* start Supplied entries *

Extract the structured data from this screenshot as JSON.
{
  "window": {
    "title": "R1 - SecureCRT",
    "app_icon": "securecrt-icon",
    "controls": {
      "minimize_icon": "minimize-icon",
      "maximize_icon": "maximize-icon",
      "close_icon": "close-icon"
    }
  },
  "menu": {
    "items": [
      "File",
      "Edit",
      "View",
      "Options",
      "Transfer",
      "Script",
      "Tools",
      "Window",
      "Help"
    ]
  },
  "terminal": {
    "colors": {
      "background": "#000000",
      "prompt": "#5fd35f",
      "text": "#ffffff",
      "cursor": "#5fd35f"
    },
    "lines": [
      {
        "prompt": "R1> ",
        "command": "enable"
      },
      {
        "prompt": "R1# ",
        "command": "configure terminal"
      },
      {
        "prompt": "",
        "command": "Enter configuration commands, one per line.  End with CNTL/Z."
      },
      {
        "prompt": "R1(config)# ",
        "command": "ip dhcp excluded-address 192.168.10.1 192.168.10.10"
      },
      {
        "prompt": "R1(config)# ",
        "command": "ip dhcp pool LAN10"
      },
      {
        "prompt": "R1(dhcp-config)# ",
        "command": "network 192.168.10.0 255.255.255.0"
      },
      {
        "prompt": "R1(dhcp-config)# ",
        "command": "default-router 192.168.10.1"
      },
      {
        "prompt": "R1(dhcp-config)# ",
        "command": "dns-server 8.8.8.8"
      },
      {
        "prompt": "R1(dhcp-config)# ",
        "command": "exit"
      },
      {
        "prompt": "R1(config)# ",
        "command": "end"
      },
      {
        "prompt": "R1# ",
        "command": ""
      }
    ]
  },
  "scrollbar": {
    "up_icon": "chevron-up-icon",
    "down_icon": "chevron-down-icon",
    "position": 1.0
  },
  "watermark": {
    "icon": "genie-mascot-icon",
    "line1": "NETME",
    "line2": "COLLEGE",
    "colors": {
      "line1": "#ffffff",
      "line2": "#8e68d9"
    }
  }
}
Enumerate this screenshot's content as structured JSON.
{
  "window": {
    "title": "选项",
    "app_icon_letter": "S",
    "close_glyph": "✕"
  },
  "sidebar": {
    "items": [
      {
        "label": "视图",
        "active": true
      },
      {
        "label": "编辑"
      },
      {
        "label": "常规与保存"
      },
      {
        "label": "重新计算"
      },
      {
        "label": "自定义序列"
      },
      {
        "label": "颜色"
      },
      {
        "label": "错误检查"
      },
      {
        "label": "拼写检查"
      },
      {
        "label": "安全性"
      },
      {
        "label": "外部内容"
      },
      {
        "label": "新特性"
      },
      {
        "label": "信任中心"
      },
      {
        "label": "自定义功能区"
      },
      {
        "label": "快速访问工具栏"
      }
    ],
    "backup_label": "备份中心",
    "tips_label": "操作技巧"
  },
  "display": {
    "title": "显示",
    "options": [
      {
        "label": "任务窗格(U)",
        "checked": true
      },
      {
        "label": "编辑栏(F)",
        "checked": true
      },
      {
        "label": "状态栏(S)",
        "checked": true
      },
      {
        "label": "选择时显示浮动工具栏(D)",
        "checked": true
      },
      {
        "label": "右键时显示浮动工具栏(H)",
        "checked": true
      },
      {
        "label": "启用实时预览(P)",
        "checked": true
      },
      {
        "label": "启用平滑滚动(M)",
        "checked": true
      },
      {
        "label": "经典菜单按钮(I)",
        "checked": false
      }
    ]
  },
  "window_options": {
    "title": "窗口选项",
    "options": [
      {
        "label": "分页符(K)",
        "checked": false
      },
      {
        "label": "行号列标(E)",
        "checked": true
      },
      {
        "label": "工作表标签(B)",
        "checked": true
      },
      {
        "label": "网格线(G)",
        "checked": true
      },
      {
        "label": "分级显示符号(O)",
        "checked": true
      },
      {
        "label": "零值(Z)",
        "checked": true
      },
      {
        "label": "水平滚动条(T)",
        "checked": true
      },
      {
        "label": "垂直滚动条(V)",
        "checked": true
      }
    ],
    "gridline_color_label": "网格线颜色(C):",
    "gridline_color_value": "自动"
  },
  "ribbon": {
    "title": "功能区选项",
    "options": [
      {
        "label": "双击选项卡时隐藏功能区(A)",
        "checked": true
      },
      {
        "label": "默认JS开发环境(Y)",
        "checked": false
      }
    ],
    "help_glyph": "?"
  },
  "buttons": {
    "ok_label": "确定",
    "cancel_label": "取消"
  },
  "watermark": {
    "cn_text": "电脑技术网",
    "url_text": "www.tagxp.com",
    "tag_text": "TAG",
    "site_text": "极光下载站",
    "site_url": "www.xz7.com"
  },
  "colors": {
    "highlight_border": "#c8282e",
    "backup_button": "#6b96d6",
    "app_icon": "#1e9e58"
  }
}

* end Supplied entries *

Reproduce every line of the material above exactly.

Extract the structured data from this screenshot as JSON.
{
  "window": {
    "title": "R1 - SecureCRT",
    "app_icon": "securecrt-icon",
    "controls": {
      "minimize_icon": "minimize-icon",
      "maximize_icon": "maximize-icon",
      "close_icon": "close-icon"
    }
  },
  "menu": {
    "items": [
      "File",
      "Edit",
      "View",
      "Options",
      "Transfer",
      "Script",
      "Tools",
      "Window",
      "Help"
    ]
  },
  "terminal": {
    "colors": {
      "background": "#000000",
      "prompt": "#5fd35f",
      "text": "#ffffff",
      "cursor": "#5fd35f"
    },
    "lines": [
      {
        "prompt": "R1> ",
        "command": "enable"
      },
      {
        "prompt": "R1# ",
        "command": "configure terminal"
      },
      {
        "prompt": "",
        "command": "Enter configuration commands, one per line.  End with CNTL/Z."
      },
      {
        "prompt": "R1(config)# ",
        "command": "ip dhcp excluded-address 192.168.10.1 192.168.10.10"
      },
      {
        "prompt": "R1(config)# ",
        "command": "ip dhcp pool LAN10"
      },
      {
        "prompt": "R1(dhcp-config)# ",
        "command": "network 192.168.10.0 255.255.255.0"
      },
      {
        "prompt": "R1(dhcp-config)# ",
        "command": "default-router 192.168.10.1"
      },
      {
        "prompt": "R1(dhcp-config)# ",
        "command": "dns-server 8.8.8.8"
      },
      {
        "prompt": "R1(dhcp-config)# ",
        "command": "exit"
      },
      {
        "prompt": "R1(config)# ",
        "command": "end"
      },
      {
        "prompt": "R1# ",
        "command": ""
      }
    ]
  },
  "scrollbar": {
    "up_icon": "chevron-up-icon",
    "down_icon": "chevron-down-icon",
    "position": 1.0
  },
  "watermark": {
    "icon": "genie-mascot-icon",
    "line1": "NETME",
    "line2": "COLLEGE",
    "colors": {
      "line1": "#ffffff",
      "line2": "#8e68d9"
    }
  }
}
Enumerate this screenshot's content as structured JSON.
{
  "window": {
    "title": "选项",
    "app_icon_letter": "S",
    "close_glyph": "✕"
  },
  "sidebar": {
    "items": [
      {
        "label": "视图",
        "active": true
      },
      {
        "label": "编辑"
      },
      {
        "label": "常规与保存"
      },
      {
        "label": "重新计算"
      },
      {
        "label": "自定义序列"
      },
      {
        "label": "颜色"
      },
      {
        "label": "错误检查"
      },
      {
        "label": "拼写检查"
      },
      {
        "label": "安全性"
      },
      {
        "label": "外部内容"
      },
      {
        "label": "新特性"
      },
      {
        "label": "信任中心"
      },
      {
        "label": "自定义功能区"
      },
      {
        "label": "快速访问工具栏"
      }
    ],
    "backup_label": "备份中心",
    "tips_label": "操作技巧"
  },
  "display": {
    "title": "显示",
    "options": [
      {
        "label": "任务窗格(U)",
        "checked": true
      },
      {
        "label": "编辑栏(F)",
        "checked": true
      },
      {
        "label": "状态栏(S)",
        "checked": true
      },
      {
        "label": "选择时显示浮动工具栏(D)",
        "checked": true
      },
      {
        "label": "右键时显示浮动工具栏(H)",
        "checked": true
      },
      {
        "label": "启用实时预览(P)",
        "checked": true
      },
      {
        "label": "启用平滑滚动(M)",
        "checked": true
      },
      {
        "label": "经典菜单按钮(I)",
        "checked": false
      }
    ]
  },
  "window_options": {
    "title": "窗口选项",
    "options": [
      {
        "label": "分页符(K)",
        "checked": false
      },
      {
        "label": "行号列标(E)",
        "checked": true
      },
      {
        "label": "工作表标签(B)",
        "checked": true
      },
      {
        "label": "网格线(G)",
        "checked": true
      },
      {
        "label": "分级显示符号(O)",
        "checked": true
      },
      {
        "label": "零值(Z)",
        "checked": true
      },
      {
        "label": "水平滚动条(T)",
        "checked": true
      },
      {
        "label": "垂直滚动条(V)",
        "checked": true
      }
    ],
    "gridline_color_label": "网格线颜色(C):",
    "gridline_color_value": "自动"
  },
  "ribbon": {
    "title": "功能区选项",
    "options": [
      {
        "label": "双击选项卡时隐藏功能区(A)",
        "checked": true
      },
      {
        "label": "默认JS开发环境(Y)",
        "checked": false
      }
    ],
    "help_glyph": "?"
  },
  "buttons": {
    "ok_label": "确定",
    "cancel_label": "取消"
  },
  "watermark": {
    "cn_text": "电脑技术网",
    "url_text": "www.tagxp.com",
    "tag_text": "TAG",
    "site_text": "极光下载站",
    "site_url": "www.xz7.com"
  },
  "colors": {
    "highlight_border": "#c8282e",
    "backup_button": "#6b96d6",
    "app_icon": "#1e9e58"
  }
}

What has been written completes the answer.